* THE EXERCISE:
Using the listing below, copy every line that mentions "воспитания".

= = = = =

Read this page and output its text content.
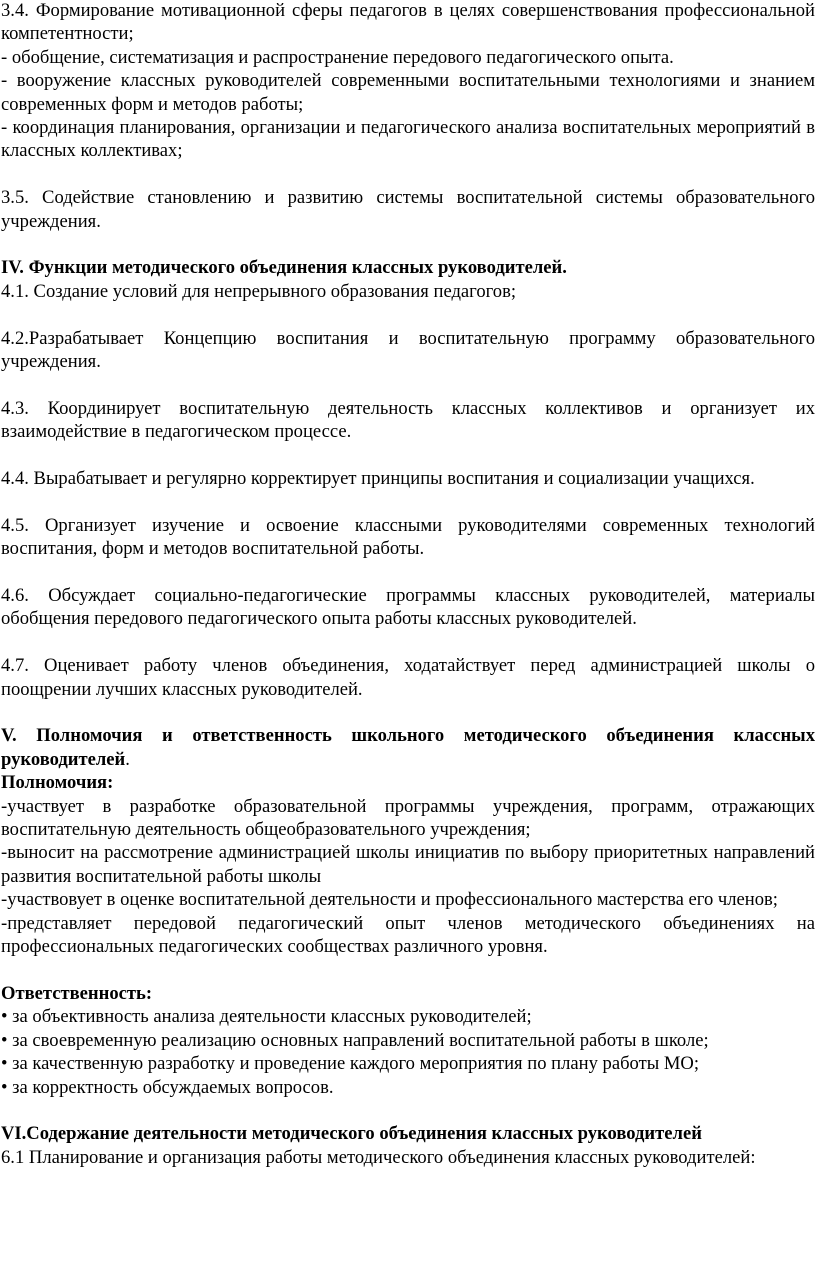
3.4. Формирование мотивационной сферы педагогов в целях совершенствования профессиональной компетентности;

- обобщение, систематизация и распространение передового педагогического опыта.

- вооружение классных руководителей современными воспитательными технологиями и знанием современных форм и методов работы;

- координация планирования, организации и педагогического анализа воспитательных мероприятий в классных коллективах;

3.5. Содействие становлению и развитию системы воспитательной системы образовательного учреждения.

IV. Функции методического объединения классных руководителей.

4.1. Создание условий для непрерывного образования педагогов;

4.2.Разрабатывает Концепцию воспитания и воспитательную программу образовательного учреждения.

4.3. Координирует воспитательную деятельность классных коллективов и организует их взаимодействие в педагогическом процессе.

4.4. Вырабатывает и регулярно корректирует принципы воспитания и социализации учащихся.

4.5. Организует изучение и освоение классными руководителями современных технологий воспитания, форм и методов воспитательной работы.

4.6. Обсуждает социально-педагогические программы классных руководителей, материалы обобщения передового педагогического опыта работы классных руководителей.

4.7. Оценивает работу членов объединения, ходатайствует перед администрацией школы о поощрении лучших классных руководителей.

V. Полномочия и ответственность школьного методического объединения классных руководителей.

Полномочия:

-участвует в разработке образовательной программы учреждения, программ, отражающих воспитательную деятельность общеобразовательного учреждения;

-выносит на рассмотрение администрацией школы инициатив по выбору приоритетных направлений развития воспитательной работы школы

-участвовует в оценке воспитательной деятельности и профессионального мастерства его членов;

-представляет передовой педагогический опыт членов методического объединениях на профессиональных педагогических сообществах различного уровня.

Ответственность:

• за объективность анализа деятельности классных руководителей;

• за своевременную реализацию основных направлений воспитательной работы в школе;

• за качественную разработку и проведение каждого мероприятия по плану работы МО;

• за корректность обсуждаемых вопросов.

VI.Содержание деятельности методического объединения классных руководителей

6.1 Планирование и организация работы методического объединения классных руководителей:
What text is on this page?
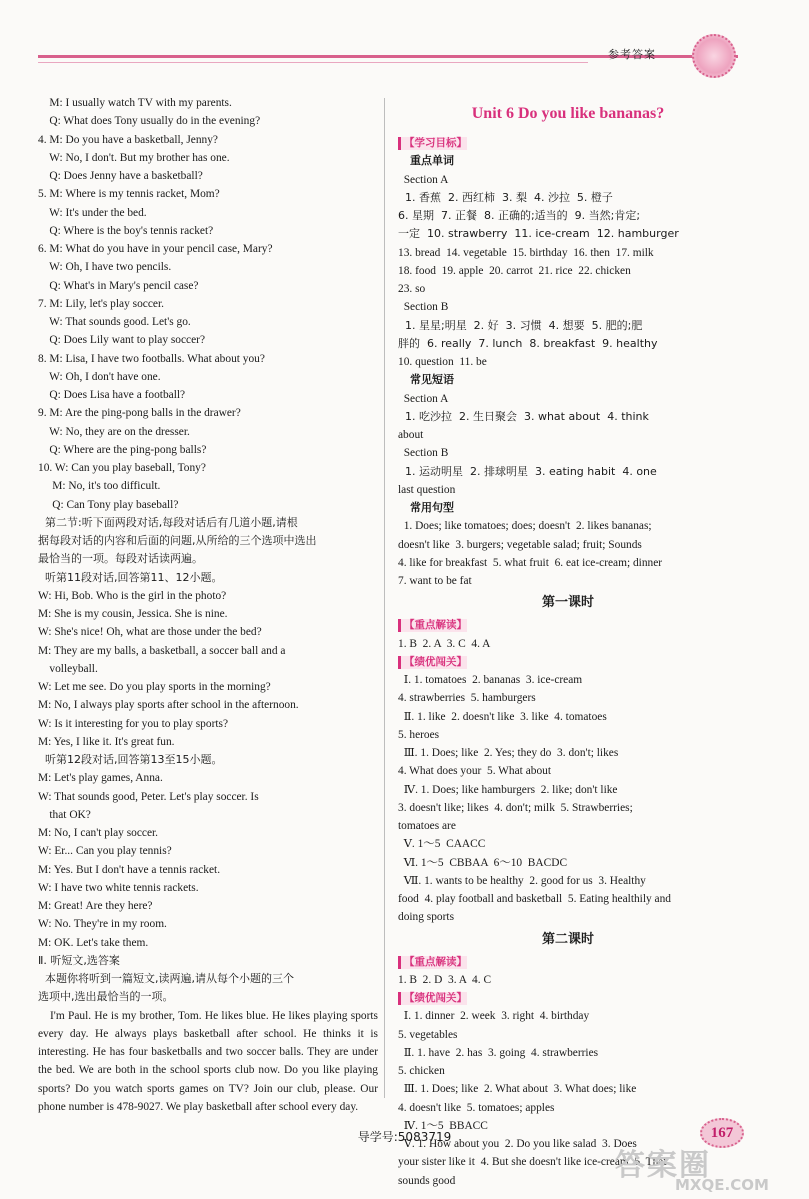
参考答案
M: I usually watch TV with my parents.
Q: What does Tony usually do in the evening?
4. M: Do you have a basketball, Jenny?
W: No, I don't. But my brother has one.
Q: Does Jenny have a basketball?
5. M: Where is my tennis racket, Mom?
W: It's under the bed.
Q: Where is the boy's tennis racket?
6. M: What do you have in your pencil case, Mary?
W: Oh, I have two pencils.
Q: What's in Mary's pencil case?
7. M: Lily, let's play soccer.
W: That sounds good. Let's go.
Q: Does Lily want to play soccer?
8. M: Lisa, I have two footballs. What about you?
W: Oh, I don't have one.
Q: Does Lisa have a football?
9. M: Are the ping-pong balls in the drawer?
W: No, they are on the dresser.
Q: Where are the ping-pong balls?
10. W: Can you play baseball, Tony?
M: No, it's too difficult.
Q: Can Tony play baseball?
第二节:听下面两段对话,每段对话后有几道小题,请根
据每段对话的内容和后面的问题,从所给的三个选项中选出
最恰当的一项。每段对话读两遍。
听第11段对话,回答第11、12小题。
W: Hi, Bob. Who is the girl in the photo?
M: She is my cousin, Jessica. She is nine.
W: She's nice! Oh, what are those under the bed?
M: They are my balls, a basketball, a soccer ball and a
volleyball.
W: Let me see. Do you play sports in the morning?
M: No, I always play sports after school in the afternoon.
W: Is it interesting for you to play sports?
M: Yes, I like it. It's great fun.
听第12段对话,回答第13至15小题。
M: Let's play games, Anna.
W: That sounds good, Peter. Let's play soccer. Is
that OK?
M: No, I can't play soccer.
W: Er... Can you play tennis?
M: Yes. But I don't have a tennis racket.
W: I have two white tennis rackets.
M: Great! Are they here?
W: No. They're in my room.
M: OK. Let's take them.
Ⅱ. 听短文,选答案
本题你将听到一篇短文,读两遍,请从每个小题的三个
选项中,选出最恰当的一项。
I'm Paul. He is my brother, Tom. He likes blue. He likes playing sports every day. He always plays basketball after school. He thinks it is interesting. He has four basketballs and two soccer balls. They are under the bed. We are both in the school sports club now. Do you like playing sports? Do you watch sports games on TV? Join our club, please. Our phone number is 478-9027. We play basketball after school every day.
Unit 6 Do you like bananas?
【学习目标】
重点单词
Section A
1. 香蕉  2. 西红柿  3. 梨  4. 沙拉  5. 橙子
6. 星期  7. 正餐  8. 正确的;适当的  9. 当然;肯定;
一定  10. strawberry  11. ice-cream  12. hamburger
13. bread  14. vegetable  15. birthday  16. then  17. milk
18. food  19. apple  20. carrot  21. rice  22. chicken
23. so
Section B
1. 星星;明星  2. 好  3. 习惯  4. 想要  5. 肥的;肥
胖的  6. really  7. lunch  8. breakfast  9. healthy
10. question  11. be
常见短语
Section A
1. 吃沙拉  2. 生日聚会  3. what about  4. think
about
Section B
1. 运动明星  2. 排球明星  3. eating habit  4. one
last question
常用句型
1. Does; like tomatoes; does; doesn't  2. likes bananas;
doesn't like  3. burgers; vegetable salad; fruit; Sounds
4. like for breakfast  5. what fruit  6. eat ice-cream; dinner
7. want to be fat
第一课时
【重点解读】
1. B  2. A  3. C  4. A
【绩优闯关】
Ⅰ. 1. tomatoes  2. bananas  3. ice-cream
4. strawberries  5. hamburgers
Ⅱ. 1. like  2. doesn't like  3. like  4. tomatoes
5. heroes
Ⅲ. 1. Does; like  2. Yes; they do  3. don't; likes
4. What does your  5. What about
Ⅳ. 1. Does; like hamburgers  2. like; don't like
3. doesn't like; likes  4. don't; milk  5. Strawberries;
tomatoes are
Ⅴ. 1～5  CAACC
Ⅵ. 1～5  CBBAA  6～10  BACDC
Ⅶ. 1. wants to be healthy  2. good for us  3. Healthy
food  4. play football and basketball  5. Eating healthily and
doing sports
第二课时
【重点解读】
1. B  2. D  3. A  4. C
【绩优闯关】
Ⅰ. 1. dinner  2. week  3. right  4. birthday
5. vegetables
Ⅱ. 1. have  2. has  3. going  4. strawberries
5. chicken
Ⅲ. 1. Does; like  2. What about  3. What does; like
4. doesn't like  5. tomatoes; apples
Ⅳ. 1～5  BBACC
Ⅴ. 1. How about you  2. Do you like salad  3. Does
your sister like it  4. But she doesn't like ice-cream  5. That
sounds good
导学号:5083719	167
答案圈
MXQE.COM
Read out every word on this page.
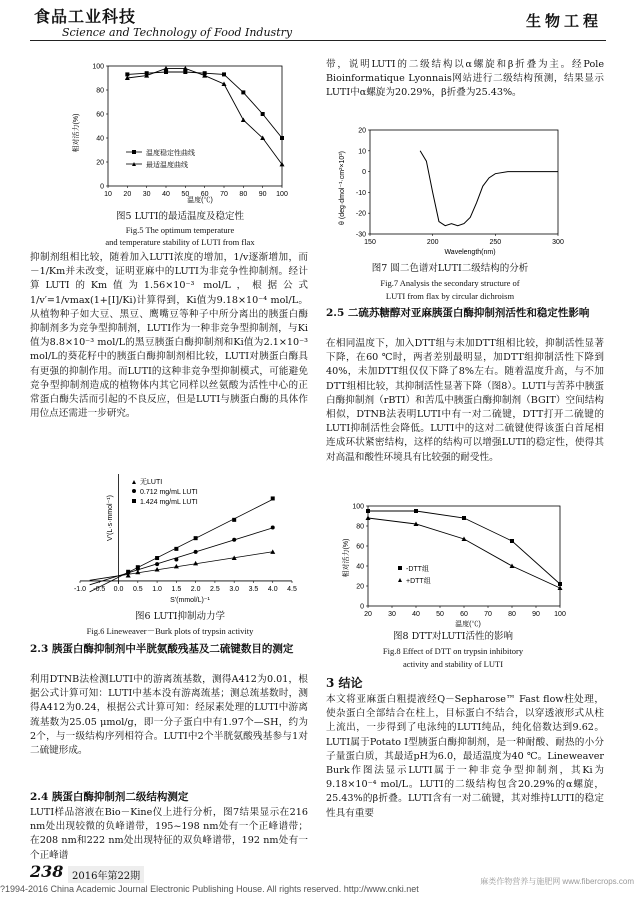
食品工业科技
Science and Technology of Food Industry
生物工程
相对活力(%)
温度(℃)
10 20 30 40 50 60 70 80 90 100
0
20
40
60
80
100
温度稳定性曲线
最适温度曲线
图5 LUTI的最适温度及稳定性
Fig.5 The optimum temperature
and temperature stability of LUTI from flax
抑制剂组相比较，随着加入LUTI浓度的增加，1/v逐渐增加，而－1/Km并未改变，证明亚麻中的LUTI为非竞争性抑制剂。经计算LUTI的Km值为1.56×10⁻³ mol/L，根据公式1/v′=1/vmax(1+[I]/Ki)计算得到，Ki值为9.18×10⁻⁴ mol/L。从植物种子如大豆、黑豆、鹰嘴豆等种子中所分离出的胰蛋白酶抑制剂多为竞争型抑制剂，LUTI作为一种非竞争型抑制剂，与Ki值为8.8×10⁻³ mol/L的黑豆胰蛋白酶抑制剂和Ki值为2.1×10⁻³ mol/L的葵花籽中的胰蛋白酶抑制剂相比较，LUTI对胰蛋白酶具有更强的抑制作用。而LUTI的这种非竞争型抑制模式，可能避免竞争型抑制剂造成的植物体内其它同样以丝氨酸为活性中心的正常蛋白酶失活而引起的不良反应，但是LUTI与胰蛋白酶的具体作用位点还需进一步研究。
V'(L·s·mmol⁻¹)
S'(mmol/L)⁻¹
-1.0 -0.5 0.0 0.5 1.0 1.5 2.0 2.5 3.0 3.5 4.0 4.5
无LUTI
0.712 mg/mL LUTI
1.424 mg/mL LUTI
图6 LUTI抑制动力学
Fig.6 Lineweaver－Burk plots of trypsin activity
2.3 胰蛋白酶抑制剂中半胱氨酸残基及二硫键数目的测定
利用DTNB法检测LUTI中的游离巯基数，测得A412为0.01，根据公式计算可知：LUTI中基本没有游离巯基；测总巯基数时，测得A412为0.24，根据公式计算可知：经尿素处理的LUTI中游离巯基数为25.05 μmol/g，即一分子蛋白中有1.97个—SH，约为2个，与一级结构序列相符合。LUTI中2个半胱氨酸残基参与1对二硫键形成。
2.4 胰蛋白酶抑制剂二级结构测定
LUTI样品溶液在Bio－Kine仪上进行分析，图7结果显示在216 nm处出现较微的负峰谱带，195~198 nm处有一个正峰谱带；在208 nm和222 nm处出现特征的双负峰谱带，192 nm处有一个正峰谱
带，说明LUTI的二级结构以α螺旋和β折叠为主。经Pole Bioinformatique Lyonnais网站进行二级结构预测，结果显示LUTI中α螺旋为20.29%，β折叠为25.43%。
θ (deg·dmol⁻¹·cm²×10³)
Wavelength(nm)
150	200	250	300
-30
-20
-10
0
10
20
图7 圆二色谱对LUTI二级结构的分析
Fig.7 Analysis the secondary structure of
LUTI from flax by circular dichroism
2.5 二硫苏糖醇对亚麻胰蛋白酶抑制剂活性和稳定性影响
在相同温度下，加入DTT组与未加DTT组相比较，抑制活性显著下降，在60 ℃时，两者差别最明显，加DTT组抑制活性下降到40%，未加DTT组仅仅下降了8%左右。随着温度升高，与不加DTT组相比较，其抑制活性显著下降（图8）。LUTI与苦荞中胰蛋白酶抑制剂（rBTI）和苦瓜中胰蛋白酶抑制剂（BGIT）空间结构相似，DTNB法表明LUTI中有一对二硫键，DTT打开二硫键的LUTI抑制活性会降低。LUTI中的这对二硫键使得该蛋白首尾相连成环状紧密结构，这样的结构可以增强LUTI的稳定性，使得其对高温和酸性环境具有比较强的耐受性。
相对活力(%)
温度(℃)
20 30 40 50 60 70 80 90 100
0
20
40
60
80
100
-DTT组
+DTT组
图8 DTT对LUTI活性的影响
Fig.8 Effect of DTT on trypsin inhibitory
activity and stability of LUTI
3 结论
本文将亚麻蛋白粗提液经Q－Sepharose™ Fast flow柱处理，使杂蛋白全部结合在柱上，目标蛋白不结合，以穿透液形式从柱上流出，一步得到了电泳纯的LUTI纯品，纯化倍数达到9.62。LUTI属于Potato I型胰蛋白酶抑制剂，是一种耐酸、耐热的小分子量蛋白质，其最适pH为6.0，最适温度为40 ℃。Lineweaver Burk作图法显示LUTI属于一种非竞争型抑制剂，其Ki为9.18×10⁻⁴ mol/L。LUTI的二级结构包含20.29%的α螺旋，25.43%的β折叠。LUTI含有一对二硫键，其对维持LUTI的稳定性具有重要
238 2016年第22期
?1994-2016 China Academic Journal Electronic Publishing House. All rights reserved. http://www.cnki.net
麻类作物营养与施肥网 www.fibercrops.com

= = = = =

* THE COMPLETED TASK:
4.2.Разрабатывает Концепцию воспитания и воспитательную программу образовательного учреждения.
4.4. Вырабатывает и регулярно корректирует принципы воспитания и социализации учащихся.
4.5. Организует изучение и освоение классными руководителями современных технологий воспитания, форм и методов воспитательной работы.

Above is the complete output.